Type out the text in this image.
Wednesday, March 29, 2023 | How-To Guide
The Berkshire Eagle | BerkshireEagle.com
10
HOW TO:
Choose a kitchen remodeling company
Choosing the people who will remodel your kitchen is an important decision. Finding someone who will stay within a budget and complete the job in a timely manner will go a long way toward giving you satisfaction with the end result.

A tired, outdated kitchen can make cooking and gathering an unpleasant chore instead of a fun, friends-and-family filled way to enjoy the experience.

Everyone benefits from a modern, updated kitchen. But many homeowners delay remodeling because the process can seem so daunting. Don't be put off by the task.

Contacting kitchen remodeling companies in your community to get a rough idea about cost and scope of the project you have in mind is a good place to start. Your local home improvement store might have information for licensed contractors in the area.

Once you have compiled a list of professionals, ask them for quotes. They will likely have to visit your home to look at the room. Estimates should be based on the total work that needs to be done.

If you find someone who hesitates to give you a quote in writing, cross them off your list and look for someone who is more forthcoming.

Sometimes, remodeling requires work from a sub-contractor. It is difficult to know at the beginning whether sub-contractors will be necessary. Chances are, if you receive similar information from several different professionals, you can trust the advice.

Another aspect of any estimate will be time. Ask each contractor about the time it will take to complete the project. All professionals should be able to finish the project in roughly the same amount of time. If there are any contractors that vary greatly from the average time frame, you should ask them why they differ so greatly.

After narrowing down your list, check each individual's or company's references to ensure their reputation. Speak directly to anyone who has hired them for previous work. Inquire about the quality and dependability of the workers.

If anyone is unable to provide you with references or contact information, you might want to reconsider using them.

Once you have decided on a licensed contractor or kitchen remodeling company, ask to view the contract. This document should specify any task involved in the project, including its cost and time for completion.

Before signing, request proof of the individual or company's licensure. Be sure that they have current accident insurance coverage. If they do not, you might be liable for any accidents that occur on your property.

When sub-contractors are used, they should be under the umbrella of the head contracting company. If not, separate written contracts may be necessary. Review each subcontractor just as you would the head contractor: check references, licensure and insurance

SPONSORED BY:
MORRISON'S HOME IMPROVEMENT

Do this: Repeat all the entries exactly as given.

Reply to the task:
Type out the text in this image.
Wednesday, March 29, 2023 | How-To Guide
The Berkshire Eagle | BerkshireEagle.com
10
HOW TO:
Choose a kitchen remodeling company
Choosing the people who will remodel your kitchen is an important decision. Finding someone who will stay within a budget and complete the job in a timely manner will go a long way toward giving you satisfaction with the end result.

A tired, outdated kitchen can make cooking and gathering an unpleasant chore instead of a fun, friends-and-family filled way to enjoy the experience.

Everyone benefits from a modern, updated kitchen. But many homeowners delay remodeling because the process can seem so daunting. Don't be put off by the task.

Contacting kitchen remodeling companies in your community to get a rough idea about cost and scope of the project you have in mind is a good place to start. Your local home improvement store might have information for licensed contractors in the area.

Once you have compiled a list of professionals, ask them for quotes. They will likely have to visit your home to look at the room. Estimates should be based on the total work that needs to be done.

If you find someone who hesitates to give you a quote in writing, cross them off your list and look for someone who is more forthcoming.

Sometimes, remodeling requires work from a sub-contractor. It is difficult to know at the beginning whether sub-contractors will be necessary. Chances are, if you receive similar information from several different professionals, you can trust the advice.

Another aspect of any estimate will be time. Ask each contractor about the time it will take to complete the project. All professionals should be able to finish the project in roughly the same amount of time. If there are any contractors that vary greatly from the average time frame, you should ask them why they differ so greatly.

After narrowing down your list, check each individual's or company's references to ensure their reputation. Speak directly to anyone who has hired them for previous work. Inquire about the quality and dependability of the workers.

If anyone is unable to provide you with references or contact information, you might want to reconsider using them.

Once you have decided on a licensed contractor or kitchen remodeling company, ask to view the contract. This document should specify any task involved in the project, including its cost and time for completion.

Before signing, request proof of the individual or company's licensure. Be sure that they have current accident insurance coverage. If they do not, you might be liable for any accidents that occur on your property.

When sub-contractors are used, they should be under the umbrella of the head contracting company. If not, separate written contracts may be necessary. Review each subcontractor just as you would the head contractor: check references, licensure and insurance

SPONSORED BY:
MORRISON'S HOME IMPROVEMENT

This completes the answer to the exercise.